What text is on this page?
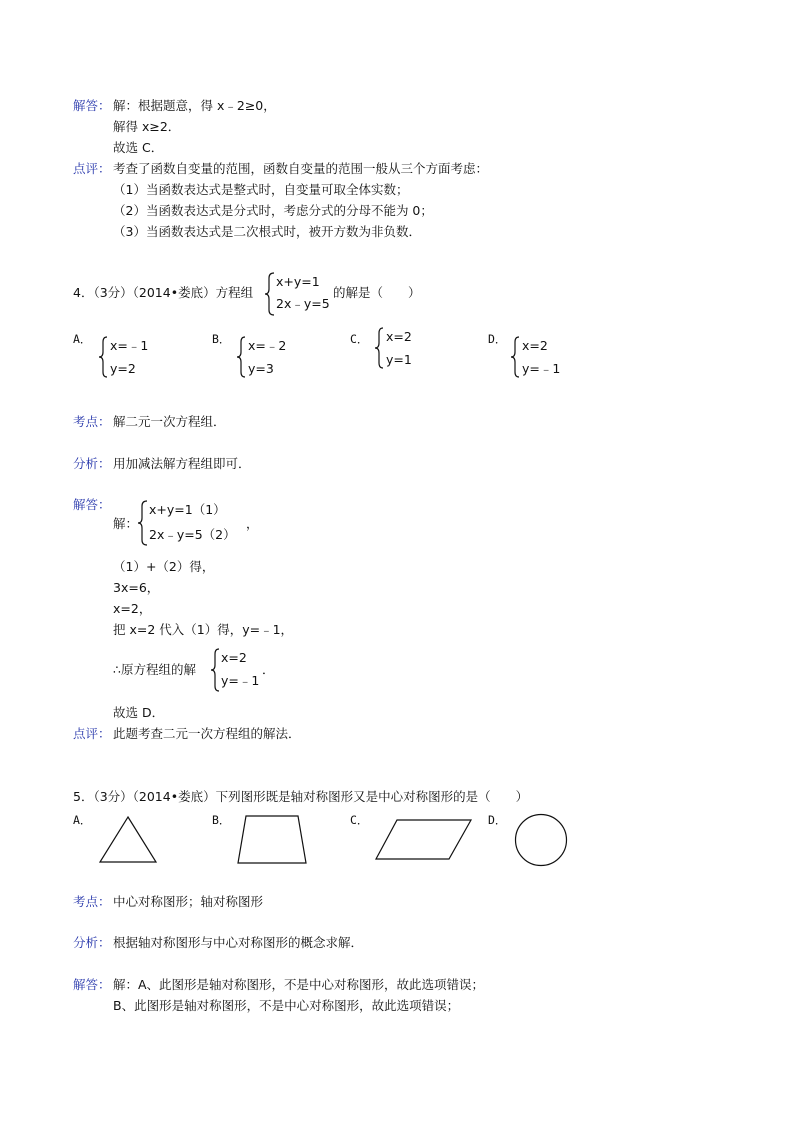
解答： 解：根据题意，得 x﹣2≥0，
解得 x≥2．
故选 C．
点评： 考查了函数自变量的范围，函数自变量的范围一般从三个方面考虑：
（1）当函数表达式是整式时，自变量可取全体实数；
（2）当函数表达式是分式时，考虑分式的分母不能为 0；
（3）当函数表达式是二次根式时，被开方数为非负数．
4．（3分）（2014•娄底）方程组
x+y=1
2x﹣y=5
的解是（　　）
A． x=﹣1
y=2
B． x=﹣2
y=3
C． x=2
y=1
D． x=2
y=﹣1
考点： 解二元一次方程组．
分析： 用加减法解方程组即可．
解答：
解：
x+y=1（1）
2x﹣y=5（2）
，
（1）+（2）得，
3x=6，
x=2，
把 x=2 代入（1）得，y=﹣1，
∴原方程组的解
x=2
y=﹣1
．
故选 D．
点评： 此题考查二元一次方程组的解法．
5．（3分）（2014•娄底）下列图形既是轴对称图形又是中心对称图形的是（　　）
A．	B．	C．	D．
考点： 中心对称图形；轴对称图形
分析： 根据轴对称图形与中心对称图形的概念求解．
解答： 解：A、此图形是轴对称图形，不是中心对称图形，故此选项错误；
B、此图形是轴对称图形，不是中心对称图形，故此选项错误；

Exercise requirements: Output an exact copy of the material, with the pictures removed.

Exercise output:
What text is on this page?
解答： 解：根据题意，得 x﹣2≥0，
解得 x≥2．
故选 C．
点评： 考查了函数自变量的范围，函数自变量的范围一般从三个方面考虑：
（1）当函数表达式是整式时，自变量可取全体实数；
（2）当函数表达式是分式时，考虑分式的分母不能为 0；
（3）当函数表达式是二次根式时，被开方数为非负数．
4．（3分）（2014•娄底）方程组
x+y=1
2x﹣y=5
的解是（　　）
A． x=﹣1
y=2
B． x=﹣2
y=3
C． x=2
y=1
D． x=2
y=﹣1
考点： 解二元一次方程组．
分析： 用加减法解方程组即可．
解答：
解：
x+y=1（1）
2x﹣y=5（2）
，
（1）+（2）得，
3x=6，
x=2，
把 x=2 代入（1）得，y=﹣1，
∴原方程组的解
x=2
y=﹣1
．
故选 D．
点评： 此题考查二元一次方程组的解法．
5．（3分）（2014•娄底）下列图形既是轴对称图形又是中心对称图形的是（　　）
A．	B．	C．	D．
考点： 中心对称图形；轴对称图形
分析： 根据轴对称图形与中心对称图形的概念求解．
解答： 解：A、此图形是轴对称图形，不是中心对称图形，故此选项错误；
B、此图形是轴对称图形，不是中心对称图形，故此选项错误；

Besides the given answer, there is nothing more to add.